- **SOURCE**:
Principle:Ggml org Llama cpp Evaluation Dataset Acquisition

Aspect	Detail
Principle Name	Evaluation Dataset Acquisition
Domain	Model Perplexity Evaluation
Scope	Standard evaluation datasets for language model quality assessment
Related Workflow	Model_Perplexity_Evaluation

Overview

Description

Language model evaluation requires standardized benchmark datasets that provide a consistent basis for measuring model quality. llama.cpp supports three primary evaluation benchmarks: WikiText-2 for perplexity measurement, HellaSwag for commonsense reasoning accuracy, and Winogrande for coreference resolution accuracy. Each dataset must be downloaded and formatted before it can be used with the perplexity evaluation tool.

Usage

Dataset acquisition is the first step in any model evaluation workflow. The user runs a provided shell script to download the appropriate dataset file, which is then passed to the llama-perplexity tool via the -f flag. Different datasets are used for different evaluation modes:

WikiText-2: Used for standard perplexity (PPL) computation and KL divergence analysis
HellaSwag: Used with the --hellaswag flag for commonsense reasoning evaluation
Winogrande: Used with the --winogrande flag for coreference resolution evaluation

Theoretical Basis

WikiText-2:

WikiText-2 is a language modeling benchmark derived from verified Good and Featured articles on Wikipedia. It contains approximately 2 million tokens of natural language text. The dataset is used to compute perplexity, which measures how well the model predicts the next token in a sequence. Lower perplexity indicates better language modeling quality. The raw version (wiki.test.raw) is preferred because it preserves the original text without tokenization artifacts, allowing llama.cpp's own tokenizer to process it directly.

- **DATA EXTRACT**:
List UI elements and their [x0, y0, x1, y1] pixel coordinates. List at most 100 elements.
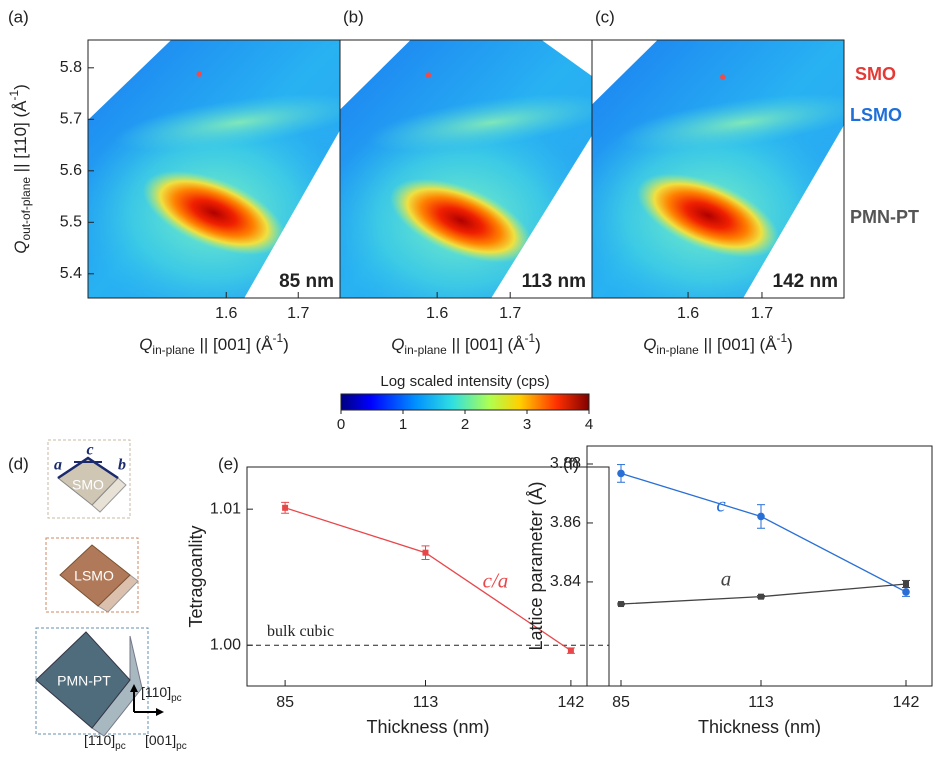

- **DIRECTIVES**:
1. Restate word for word the part of the evaluation dataset text starting at "Theoretical Basis" and ending at "process it directly.".
2. Take the text on evaluation dataset acquisition further from where it stops.

- **FINAL RESULTS**:
1.
Theoretical Basis

WikiText-2:

WikiText-2 is a language modeling benchmark derived from verified Good and Featured articles on Wikipedia. It contains approximately 2 million tokens of natural language text. The dataset is used to compute perplexity, which measures how well the model predicts the next token in a sequence. Lower perplexity indicates better language modeling quality. The raw version (wiki.test.raw) is preferred because it preserves the original text without tokenization artifacts, allowing llama.cpp's own tokenizer to process it directly.

2.
HellaSwag:

HellaSwag (Harder Endings, Longer contexts, and Low-shot Activities for Situations With Adversarial Generations) is a benchmark for evaluating commonsense reasoning. Each task presents a context (an activity description) and four possible continuations, only one of which is correct (the "gold" ending). The model must assign the highest normalized log-probability to the correct continuation. The dataset contains 10,042 validation tasks. The evaluation computes acc_norm (accuracy with normalized log-probabilities) along with 95% confidence intervals using Wilson score intervals.

Winogrande:

Winogrande is a benchmark for commonsense coreference resolution, inspired by the original Winograd Schema Challenge. Each task presents a sentence with a blank and two possible fill-in options. The model must assign higher probability to the correct option. This tests the model's ability to understand context-dependent pronoun resolution and world knowledge.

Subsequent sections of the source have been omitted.